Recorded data
[start]
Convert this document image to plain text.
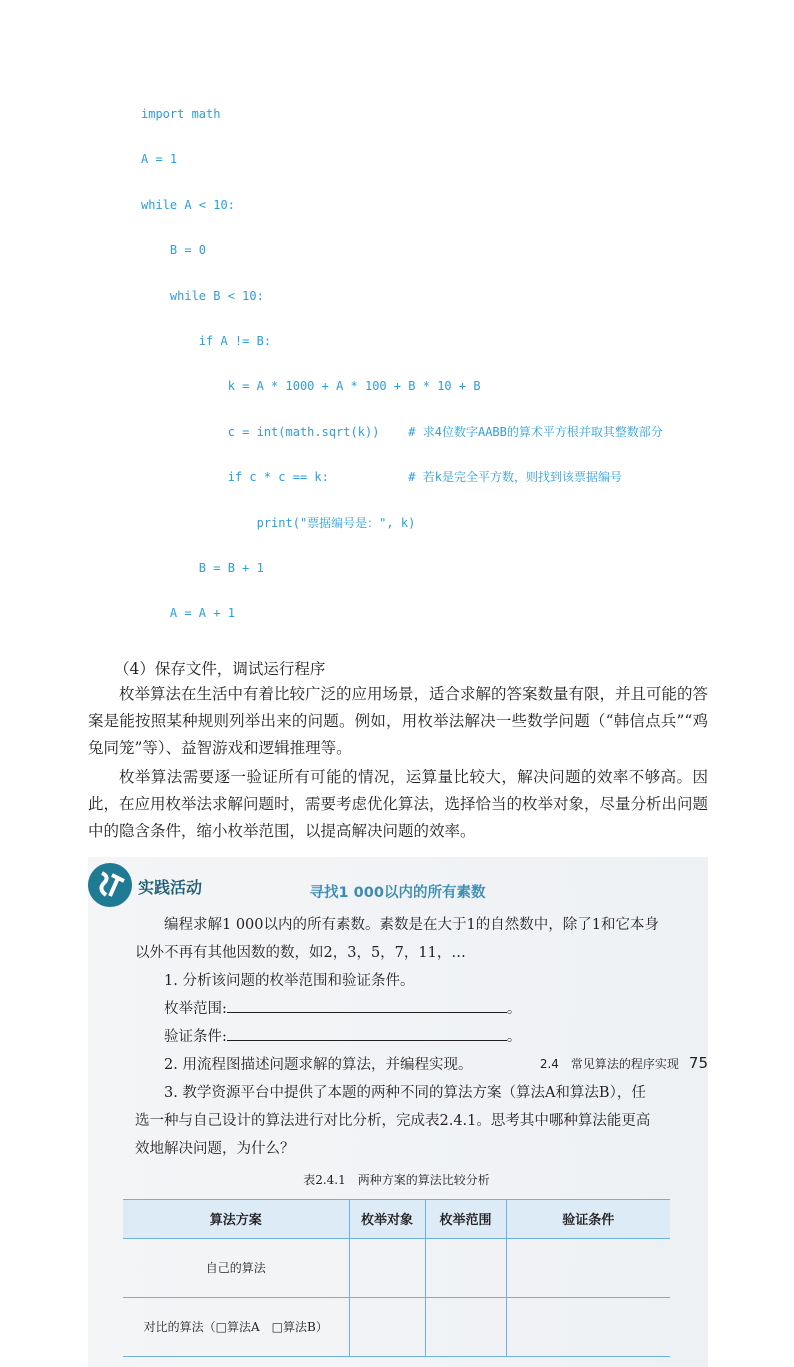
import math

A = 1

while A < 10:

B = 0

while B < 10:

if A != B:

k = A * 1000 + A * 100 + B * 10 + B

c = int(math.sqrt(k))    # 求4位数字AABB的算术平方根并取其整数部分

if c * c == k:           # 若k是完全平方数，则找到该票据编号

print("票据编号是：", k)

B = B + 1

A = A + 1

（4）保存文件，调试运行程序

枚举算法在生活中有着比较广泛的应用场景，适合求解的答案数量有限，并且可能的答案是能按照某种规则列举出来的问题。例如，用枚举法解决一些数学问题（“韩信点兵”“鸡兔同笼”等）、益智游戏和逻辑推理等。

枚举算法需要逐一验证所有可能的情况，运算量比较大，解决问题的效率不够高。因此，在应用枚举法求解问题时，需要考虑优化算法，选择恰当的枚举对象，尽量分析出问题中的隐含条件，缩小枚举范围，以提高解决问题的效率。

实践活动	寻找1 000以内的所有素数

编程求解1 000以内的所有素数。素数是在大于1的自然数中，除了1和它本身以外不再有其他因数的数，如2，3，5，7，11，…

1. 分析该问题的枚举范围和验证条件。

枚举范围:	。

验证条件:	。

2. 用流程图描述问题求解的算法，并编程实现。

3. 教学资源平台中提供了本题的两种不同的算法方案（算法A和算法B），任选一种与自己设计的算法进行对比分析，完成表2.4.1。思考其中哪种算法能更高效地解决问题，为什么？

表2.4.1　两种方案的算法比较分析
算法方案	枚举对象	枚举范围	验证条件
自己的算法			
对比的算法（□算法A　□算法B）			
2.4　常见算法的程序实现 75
[end]
[start]
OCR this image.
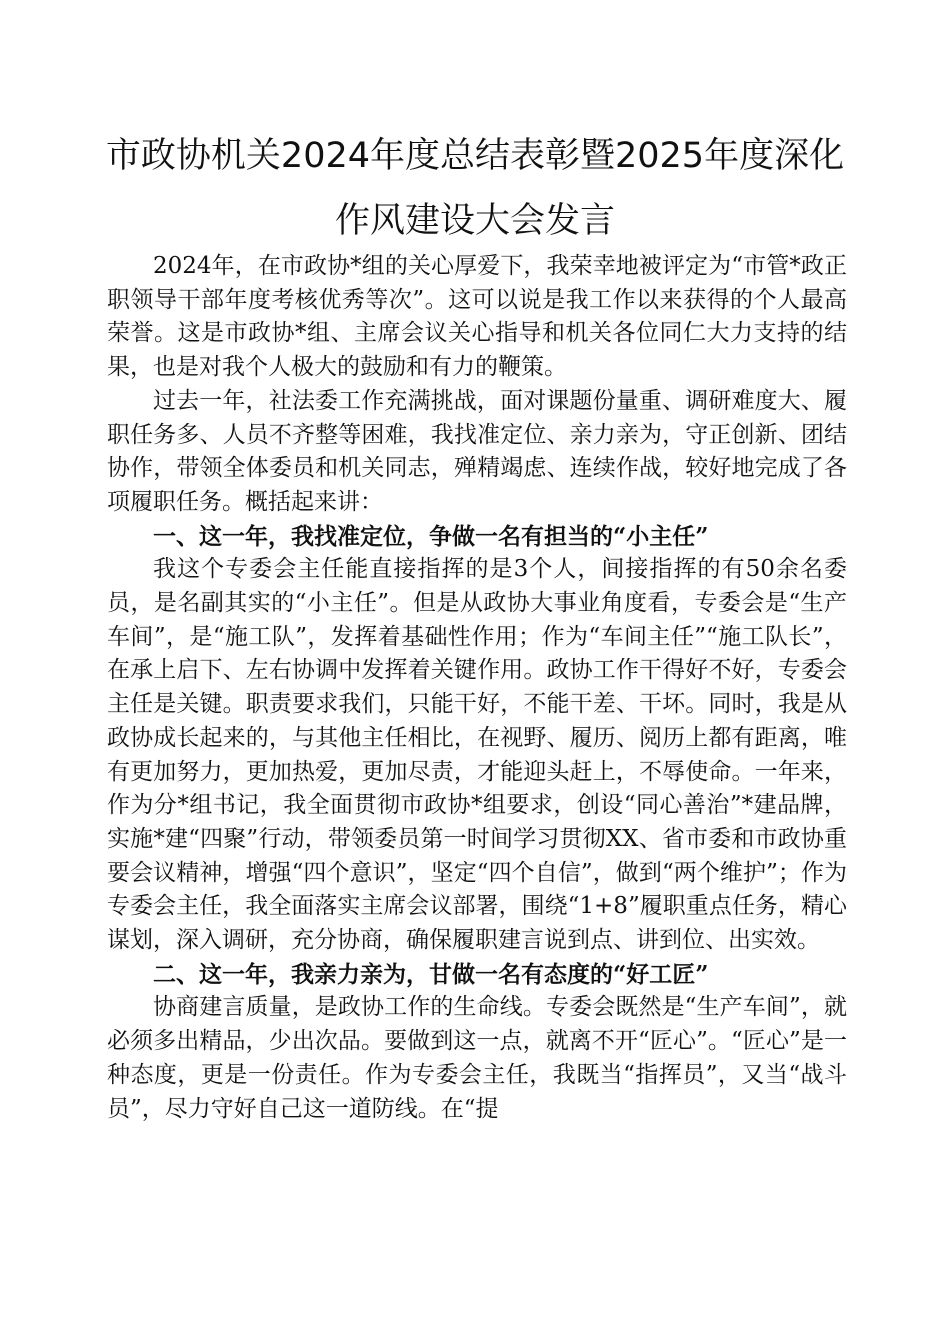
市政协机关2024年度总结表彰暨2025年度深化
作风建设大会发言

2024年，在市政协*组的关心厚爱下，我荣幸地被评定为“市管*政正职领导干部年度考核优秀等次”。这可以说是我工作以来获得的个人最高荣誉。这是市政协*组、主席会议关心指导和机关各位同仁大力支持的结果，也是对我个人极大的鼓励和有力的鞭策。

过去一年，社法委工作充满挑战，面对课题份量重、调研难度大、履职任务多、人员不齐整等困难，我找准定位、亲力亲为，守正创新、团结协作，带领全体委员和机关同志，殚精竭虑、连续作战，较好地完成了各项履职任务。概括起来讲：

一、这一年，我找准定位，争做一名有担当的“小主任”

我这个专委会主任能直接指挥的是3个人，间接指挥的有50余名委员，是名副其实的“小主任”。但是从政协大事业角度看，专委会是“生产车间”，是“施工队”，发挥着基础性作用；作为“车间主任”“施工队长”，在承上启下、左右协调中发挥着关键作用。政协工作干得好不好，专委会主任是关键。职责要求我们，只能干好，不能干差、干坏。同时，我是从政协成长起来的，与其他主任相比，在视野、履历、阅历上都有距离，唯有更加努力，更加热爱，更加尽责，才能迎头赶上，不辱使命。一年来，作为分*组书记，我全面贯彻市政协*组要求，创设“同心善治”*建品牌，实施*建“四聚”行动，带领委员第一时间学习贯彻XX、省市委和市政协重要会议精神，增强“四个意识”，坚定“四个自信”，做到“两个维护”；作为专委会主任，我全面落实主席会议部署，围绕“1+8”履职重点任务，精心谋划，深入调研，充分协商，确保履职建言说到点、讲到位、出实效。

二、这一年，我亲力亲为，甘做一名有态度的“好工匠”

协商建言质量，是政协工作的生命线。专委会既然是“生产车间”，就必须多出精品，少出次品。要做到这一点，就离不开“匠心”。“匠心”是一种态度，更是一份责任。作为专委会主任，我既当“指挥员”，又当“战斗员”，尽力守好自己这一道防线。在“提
[end]
Direction:
From the records, copy every line that has the string "生产车间" in it.

Solution for this problem:
我这个专委会主任能直接指挥的是3个人，间接指挥的有50余名委员，是名副其实的“小主任”。但是从政协大事业角度看，专委会是“生产车间”，是“施工队”，发挥着基础性作用；作为“车间主任”“施工队长”，在承上启下、左右协调中发挥着关键作用。政协工作干得好不好，专委会主任是关键。职责要求我们，只能干好，不能干差、干坏。同时，我是从政协成长起来的，与其他主任相比，在视野、履历、阅历上都有距离，唯有更加努力，更加热爱，更加尽责，才能迎头赶上，不辱使命。一年来，作为分*组书记，我全面贯彻市政协*组要求，创设“同心善治”*建品牌，实施*建“四聚”行动，带领委员第一时间学习贯彻XX、省市委和市政协重要会议精神，增强“四个意识”，坚定“四个自信”，做到“两个维护”；作为专委会主任，我全面落实主席会议部署，围绕“1+8”履职重点任务，精心谋划，深入调研，充分协商，确保履职建言说到点、讲到位、出实效。
协商建言质量，是政协工作的生命线。专委会既然是“生产车间”，就必须多出精品，少出次品。要做到这一点，就离不开“匠心”。“匠心”是一种态度，更是一份责任。作为专委会主任，我既当“指挥员”，又当“战斗员”，尽力守好自己这一道防线。在“提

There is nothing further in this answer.